*Directions*
Keep only the lines of the listing that include the word "series", and copy them.

Records about charts and figures
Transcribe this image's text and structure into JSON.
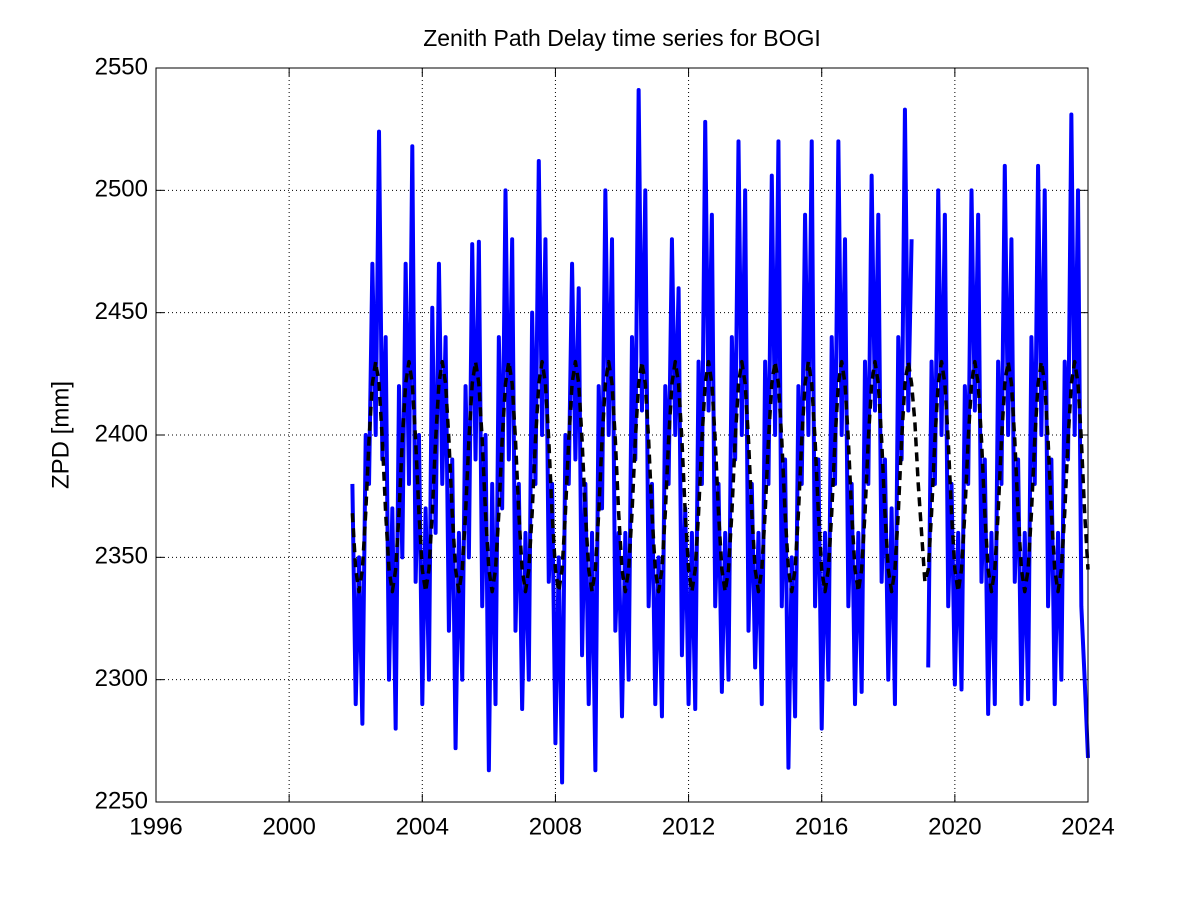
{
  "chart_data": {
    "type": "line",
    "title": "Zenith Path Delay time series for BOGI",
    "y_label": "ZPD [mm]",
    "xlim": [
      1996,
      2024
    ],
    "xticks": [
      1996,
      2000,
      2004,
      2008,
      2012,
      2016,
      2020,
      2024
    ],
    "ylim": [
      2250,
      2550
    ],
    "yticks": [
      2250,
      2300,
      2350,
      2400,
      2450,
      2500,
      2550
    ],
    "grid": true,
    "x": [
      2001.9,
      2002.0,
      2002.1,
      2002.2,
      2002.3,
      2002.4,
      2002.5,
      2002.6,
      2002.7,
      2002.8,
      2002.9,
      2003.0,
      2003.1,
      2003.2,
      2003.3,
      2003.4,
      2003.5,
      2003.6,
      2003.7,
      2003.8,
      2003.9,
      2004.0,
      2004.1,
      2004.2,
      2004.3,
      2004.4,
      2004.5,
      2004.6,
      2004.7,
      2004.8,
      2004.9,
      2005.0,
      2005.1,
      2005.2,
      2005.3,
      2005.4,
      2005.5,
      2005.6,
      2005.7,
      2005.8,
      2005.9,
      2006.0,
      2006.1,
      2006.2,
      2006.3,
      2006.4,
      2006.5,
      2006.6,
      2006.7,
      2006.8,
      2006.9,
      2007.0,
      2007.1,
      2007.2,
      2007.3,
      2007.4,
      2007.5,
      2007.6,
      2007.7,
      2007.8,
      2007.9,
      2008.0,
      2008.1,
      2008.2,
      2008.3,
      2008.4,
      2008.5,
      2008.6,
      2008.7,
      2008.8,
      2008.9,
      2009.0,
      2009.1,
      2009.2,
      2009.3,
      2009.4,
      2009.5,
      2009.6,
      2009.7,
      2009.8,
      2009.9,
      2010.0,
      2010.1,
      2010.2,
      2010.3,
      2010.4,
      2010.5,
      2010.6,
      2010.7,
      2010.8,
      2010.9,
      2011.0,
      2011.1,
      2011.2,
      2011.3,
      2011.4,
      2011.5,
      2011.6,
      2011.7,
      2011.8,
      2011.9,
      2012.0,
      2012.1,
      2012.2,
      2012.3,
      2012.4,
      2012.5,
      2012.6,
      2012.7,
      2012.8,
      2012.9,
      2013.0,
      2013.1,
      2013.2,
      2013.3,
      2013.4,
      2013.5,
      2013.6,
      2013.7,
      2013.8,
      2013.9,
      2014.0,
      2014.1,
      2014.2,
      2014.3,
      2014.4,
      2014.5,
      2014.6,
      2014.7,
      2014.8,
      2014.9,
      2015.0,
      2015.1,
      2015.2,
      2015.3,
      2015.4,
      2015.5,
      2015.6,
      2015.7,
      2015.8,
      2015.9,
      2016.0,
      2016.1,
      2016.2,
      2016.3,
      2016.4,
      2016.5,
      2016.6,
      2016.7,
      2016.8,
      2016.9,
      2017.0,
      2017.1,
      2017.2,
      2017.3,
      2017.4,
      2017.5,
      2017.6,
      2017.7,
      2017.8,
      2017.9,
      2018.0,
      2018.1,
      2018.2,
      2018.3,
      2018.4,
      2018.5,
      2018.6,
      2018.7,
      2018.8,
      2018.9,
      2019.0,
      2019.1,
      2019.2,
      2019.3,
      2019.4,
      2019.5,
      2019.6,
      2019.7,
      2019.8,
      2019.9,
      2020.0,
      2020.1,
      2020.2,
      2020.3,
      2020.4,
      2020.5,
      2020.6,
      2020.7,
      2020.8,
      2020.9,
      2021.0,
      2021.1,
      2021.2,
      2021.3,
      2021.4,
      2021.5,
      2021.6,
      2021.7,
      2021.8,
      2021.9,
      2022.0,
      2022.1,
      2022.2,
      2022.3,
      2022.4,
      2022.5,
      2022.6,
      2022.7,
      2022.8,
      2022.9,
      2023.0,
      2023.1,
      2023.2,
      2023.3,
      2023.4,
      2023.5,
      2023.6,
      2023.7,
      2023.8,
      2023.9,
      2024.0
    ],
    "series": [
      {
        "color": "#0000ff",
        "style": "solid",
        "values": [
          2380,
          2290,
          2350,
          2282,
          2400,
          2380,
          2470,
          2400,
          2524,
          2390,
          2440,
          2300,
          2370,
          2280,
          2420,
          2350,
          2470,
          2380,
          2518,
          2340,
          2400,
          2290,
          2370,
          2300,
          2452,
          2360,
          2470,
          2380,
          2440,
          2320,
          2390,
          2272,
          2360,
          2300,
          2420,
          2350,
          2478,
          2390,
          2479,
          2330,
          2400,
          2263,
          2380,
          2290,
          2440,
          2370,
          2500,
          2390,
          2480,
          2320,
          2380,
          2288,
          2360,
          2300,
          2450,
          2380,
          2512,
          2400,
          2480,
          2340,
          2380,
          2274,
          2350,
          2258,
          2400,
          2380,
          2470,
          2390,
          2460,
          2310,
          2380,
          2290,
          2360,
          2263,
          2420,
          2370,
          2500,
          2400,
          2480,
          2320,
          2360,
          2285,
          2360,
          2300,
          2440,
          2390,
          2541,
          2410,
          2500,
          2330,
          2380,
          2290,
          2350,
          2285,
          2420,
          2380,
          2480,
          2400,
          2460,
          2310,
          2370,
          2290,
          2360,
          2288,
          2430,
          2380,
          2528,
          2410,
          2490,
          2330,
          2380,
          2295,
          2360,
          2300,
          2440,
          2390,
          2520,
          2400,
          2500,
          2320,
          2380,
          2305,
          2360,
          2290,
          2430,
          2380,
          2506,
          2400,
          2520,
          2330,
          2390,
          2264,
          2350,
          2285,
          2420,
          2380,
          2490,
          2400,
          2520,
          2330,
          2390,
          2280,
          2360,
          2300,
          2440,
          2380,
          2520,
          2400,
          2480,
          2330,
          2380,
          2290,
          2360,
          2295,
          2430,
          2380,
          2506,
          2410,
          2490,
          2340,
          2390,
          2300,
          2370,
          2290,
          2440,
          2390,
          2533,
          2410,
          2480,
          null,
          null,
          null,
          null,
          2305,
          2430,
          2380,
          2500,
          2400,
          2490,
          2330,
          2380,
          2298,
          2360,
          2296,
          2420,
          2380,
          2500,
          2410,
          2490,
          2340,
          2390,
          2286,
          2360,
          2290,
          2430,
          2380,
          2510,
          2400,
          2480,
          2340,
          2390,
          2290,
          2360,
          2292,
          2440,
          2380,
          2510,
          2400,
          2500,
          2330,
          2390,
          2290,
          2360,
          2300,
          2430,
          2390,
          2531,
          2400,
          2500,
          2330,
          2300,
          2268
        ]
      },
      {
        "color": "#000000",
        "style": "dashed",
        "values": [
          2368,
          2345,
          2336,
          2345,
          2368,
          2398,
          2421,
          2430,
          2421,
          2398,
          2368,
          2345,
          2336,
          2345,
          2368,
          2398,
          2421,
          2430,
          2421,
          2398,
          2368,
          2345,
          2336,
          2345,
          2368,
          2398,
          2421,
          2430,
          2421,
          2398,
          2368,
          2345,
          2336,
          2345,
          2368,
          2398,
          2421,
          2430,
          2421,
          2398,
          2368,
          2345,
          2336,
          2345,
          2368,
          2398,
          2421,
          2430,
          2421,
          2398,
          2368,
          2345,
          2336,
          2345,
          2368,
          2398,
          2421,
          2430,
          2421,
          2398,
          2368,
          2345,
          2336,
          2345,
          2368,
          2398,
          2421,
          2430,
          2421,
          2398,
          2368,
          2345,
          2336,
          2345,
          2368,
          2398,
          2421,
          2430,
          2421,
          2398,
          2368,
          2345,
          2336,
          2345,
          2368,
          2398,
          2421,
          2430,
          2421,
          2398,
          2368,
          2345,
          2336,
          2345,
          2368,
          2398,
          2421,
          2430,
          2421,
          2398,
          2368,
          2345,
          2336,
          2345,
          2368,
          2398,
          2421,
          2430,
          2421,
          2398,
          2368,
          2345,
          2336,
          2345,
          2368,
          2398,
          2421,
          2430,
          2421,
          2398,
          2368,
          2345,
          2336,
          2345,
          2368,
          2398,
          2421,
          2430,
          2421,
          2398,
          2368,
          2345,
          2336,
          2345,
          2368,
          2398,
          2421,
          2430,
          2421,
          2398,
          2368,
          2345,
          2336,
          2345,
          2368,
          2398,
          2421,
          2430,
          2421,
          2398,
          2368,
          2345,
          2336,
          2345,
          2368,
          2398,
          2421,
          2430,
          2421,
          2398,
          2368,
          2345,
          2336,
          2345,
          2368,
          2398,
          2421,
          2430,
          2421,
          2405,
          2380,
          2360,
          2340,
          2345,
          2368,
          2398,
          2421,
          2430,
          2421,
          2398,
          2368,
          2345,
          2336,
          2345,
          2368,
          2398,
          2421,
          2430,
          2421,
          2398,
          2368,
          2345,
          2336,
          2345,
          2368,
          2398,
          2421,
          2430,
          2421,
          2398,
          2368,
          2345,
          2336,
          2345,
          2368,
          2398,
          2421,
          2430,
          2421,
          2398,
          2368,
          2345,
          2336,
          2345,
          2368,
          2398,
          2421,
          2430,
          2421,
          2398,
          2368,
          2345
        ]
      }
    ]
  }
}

*The output*
    "title": "Zenith Path Delay time series for BOGI",
    "series": [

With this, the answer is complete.